Region annotation records
▬▬▬▬▬▬
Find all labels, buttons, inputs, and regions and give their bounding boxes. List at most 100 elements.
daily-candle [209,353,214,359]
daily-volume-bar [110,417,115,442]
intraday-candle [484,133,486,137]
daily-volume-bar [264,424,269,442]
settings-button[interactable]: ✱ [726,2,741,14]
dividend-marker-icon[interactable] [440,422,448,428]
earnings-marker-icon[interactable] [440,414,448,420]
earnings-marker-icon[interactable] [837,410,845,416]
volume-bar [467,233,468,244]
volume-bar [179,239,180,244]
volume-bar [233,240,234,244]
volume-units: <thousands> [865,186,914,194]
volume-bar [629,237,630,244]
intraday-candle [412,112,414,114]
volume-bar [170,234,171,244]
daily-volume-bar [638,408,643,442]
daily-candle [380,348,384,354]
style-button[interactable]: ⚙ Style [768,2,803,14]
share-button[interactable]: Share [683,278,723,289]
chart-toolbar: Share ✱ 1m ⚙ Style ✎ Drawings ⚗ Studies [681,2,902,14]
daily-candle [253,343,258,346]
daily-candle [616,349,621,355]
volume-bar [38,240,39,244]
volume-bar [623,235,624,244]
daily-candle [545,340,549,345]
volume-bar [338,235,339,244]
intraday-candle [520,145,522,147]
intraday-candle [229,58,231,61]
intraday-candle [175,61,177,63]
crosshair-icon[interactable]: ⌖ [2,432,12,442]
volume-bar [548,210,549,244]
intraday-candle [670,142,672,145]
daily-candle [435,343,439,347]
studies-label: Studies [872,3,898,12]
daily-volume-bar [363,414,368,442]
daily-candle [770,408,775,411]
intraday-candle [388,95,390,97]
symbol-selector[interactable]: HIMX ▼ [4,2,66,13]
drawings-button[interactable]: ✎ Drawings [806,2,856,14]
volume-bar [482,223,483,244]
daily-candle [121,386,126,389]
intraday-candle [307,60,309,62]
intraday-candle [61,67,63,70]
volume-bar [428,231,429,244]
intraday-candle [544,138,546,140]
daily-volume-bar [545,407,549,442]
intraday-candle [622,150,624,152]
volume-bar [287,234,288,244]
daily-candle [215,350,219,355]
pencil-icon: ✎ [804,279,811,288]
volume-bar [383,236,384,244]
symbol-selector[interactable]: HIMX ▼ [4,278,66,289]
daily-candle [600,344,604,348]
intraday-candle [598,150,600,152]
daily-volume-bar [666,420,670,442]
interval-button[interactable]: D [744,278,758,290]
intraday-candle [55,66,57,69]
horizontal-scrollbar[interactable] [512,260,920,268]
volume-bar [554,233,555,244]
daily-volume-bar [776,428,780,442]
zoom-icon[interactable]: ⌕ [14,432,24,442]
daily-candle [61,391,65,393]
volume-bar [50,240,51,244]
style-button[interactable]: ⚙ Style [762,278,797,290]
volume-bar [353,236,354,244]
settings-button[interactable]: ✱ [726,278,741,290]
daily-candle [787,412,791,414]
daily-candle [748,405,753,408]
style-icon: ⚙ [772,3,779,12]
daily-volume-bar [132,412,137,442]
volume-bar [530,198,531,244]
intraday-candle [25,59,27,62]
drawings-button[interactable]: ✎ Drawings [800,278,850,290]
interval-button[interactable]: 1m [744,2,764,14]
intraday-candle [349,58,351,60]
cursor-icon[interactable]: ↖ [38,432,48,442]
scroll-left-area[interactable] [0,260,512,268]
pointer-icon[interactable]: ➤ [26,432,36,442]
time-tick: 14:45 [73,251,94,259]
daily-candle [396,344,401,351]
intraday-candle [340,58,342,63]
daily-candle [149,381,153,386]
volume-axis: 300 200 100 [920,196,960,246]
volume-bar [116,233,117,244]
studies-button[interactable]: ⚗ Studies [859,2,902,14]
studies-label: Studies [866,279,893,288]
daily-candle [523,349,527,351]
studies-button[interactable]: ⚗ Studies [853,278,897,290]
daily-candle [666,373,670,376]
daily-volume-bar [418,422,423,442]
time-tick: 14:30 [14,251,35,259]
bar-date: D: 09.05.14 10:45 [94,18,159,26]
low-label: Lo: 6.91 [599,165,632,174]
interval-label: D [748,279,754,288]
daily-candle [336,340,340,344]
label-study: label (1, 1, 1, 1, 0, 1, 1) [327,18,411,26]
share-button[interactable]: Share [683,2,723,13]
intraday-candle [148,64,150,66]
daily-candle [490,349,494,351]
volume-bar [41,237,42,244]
▬▬▬▬▬▬
* _EXERCISE DIRECTIONS_:
Reproduce every one of the lines above verbatim, without any changes.

* _SOLUTION TO THIS TASK_:
Find all labels, buttons, inputs, and regions and give their bounding boxes. List at most 100 elements.
daily-candle [209,353,214,359]
daily-volume-bar [110,417,115,442]
intraday-candle [484,133,486,137]
daily-volume-bar [264,424,269,442]
settings-button[interactable]: ✱ [726,2,741,14]
dividend-marker-icon[interactable] [440,422,448,428]
earnings-marker-icon[interactable] [440,414,448,420]
earnings-marker-icon[interactable] [837,410,845,416]
volume-bar [467,233,468,244]
volume-bar [179,239,180,244]
volume-bar [233,240,234,244]
volume-units: <thousands> [865,186,914,194]
volume-bar [629,237,630,244]
intraday-candle [412,112,414,114]
volume-bar [170,234,171,244]
daily-volume-bar [638,408,643,442]
daily-candle [380,348,384,354]
style-button[interactable]: ⚙ Style [768,2,803,14]
share-button[interactable]: Share [683,278,723,289]
chart-toolbar: Share ✱ 1m ⚙ Style ✎ Drawings ⚗ Studies [681,2,902,14]
daily-candle [253,343,258,346]
daily-candle [616,349,621,355]
volume-bar [38,240,39,244]
volume-bar [623,235,624,244]
daily-candle [545,340,549,345]
volume-bar [338,235,339,244]
intraday-candle [520,145,522,147]
intraday-candle [229,58,231,61]
intraday-candle [175,61,177,63]
crosshair-icon[interactable]: ⌖ [2,432,12,442]
volume-bar [548,210,549,244]
intraday-candle [670,142,672,145]
daily-candle [435,343,439,347]
studies-label: Studies [872,3,898,12]
daily-volume-bar [363,414,368,442]
daily-candle [770,408,775,411]
intraday-candle [388,95,390,97]
symbol-selector[interactable]: HIMX ▼ [4,2,66,13]
drawings-button[interactable]: ✎ Drawings [806,2,856,14]
volume-bar [482,223,483,244]
daily-candle [121,386,126,389]
intraday-candle [307,60,309,62]
intraday-candle [61,67,63,70]
volume-bar [428,231,429,244]
intraday-candle [544,138,546,140]
daily-volume-bar [545,407,549,442]
intraday-candle [622,150,624,152]
volume-bar [287,234,288,244]
daily-candle [215,350,219,355]
pencil-icon: ✎ [804,279,811,288]
volume-bar [383,236,384,244]
symbol-selector[interactable]: HIMX ▼ [4,278,66,289]
daily-candle [600,344,604,348]
intraday-candle [598,150,600,152]
daily-volume-bar [666,420,670,442]
interval-button[interactable]: D [744,278,758,290]
intraday-candle [55,66,57,69]
horizontal-scrollbar[interactable] [512,260,920,268]
volume-bar [554,233,555,244]
daily-volume-bar [776,428,780,442]
zoom-icon[interactable]: ⌕ [14,432,24,442]
daily-candle [61,391,65,393]
volume-bar [50,240,51,244]
style-button[interactable]: ⚙ Style [762,278,797,290]
volume-bar [353,236,354,244]
settings-button[interactable]: ✱ [726,278,741,290]
daily-candle [787,412,791,414]
daily-candle [748,405,753,408]
style-icon: ⚙ [772,3,779,12]
daily-volume-bar [132,412,137,442]
volume-bar [530,198,531,244]
intraday-candle [25,59,27,62]
drawings-button[interactable]: ✎ Drawings [800,278,850,290]
interval-button[interactable]: 1m [744,2,764,14]
intraday-candle [349,58,351,60]
cursor-icon[interactable]: ↖ [38,432,48,442]
scroll-left-area[interactable] [0,260,512,268]
pointer-icon[interactable]: ➤ [26,432,36,442]
time-tick: 14:45 [73,251,94,259]
daily-candle [396,344,401,351]
intraday-candle [340,58,342,63]
daily-candle [149,381,153,386]
volume-axis: 300 200 100 [920,196,960,246]
volume-bar [116,233,117,244]
studies-button[interactable]: ⚗ Studies [859,2,902,14]
studies-label: Studies [866,279,893,288]
daily-candle [523,349,527,351]
studies-button[interactable]: ⚗ Studies [853,278,897,290]
daily-candle [666,373,670,376]
daily-volume-bar [418,422,423,442]
time-tick: 14:30 [14,251,35,259]
bar-date: D: 09.05.14 10:45 [94,18,159,26]
low-label: Lo: 6.91 [599,165,632,174]
interval-label: D [748,279,754,288]
daily-candle [336,340,340,344]
label-study: label (1, 1, 1, 1, 0, 1, 1) [327,18,411,26]
share-button[interactable]: Share [683,2,723,13]
intraday-candle [148,64,150,66]
daily-candle [490,349,494,351]
volume-bar [41,237,42,244]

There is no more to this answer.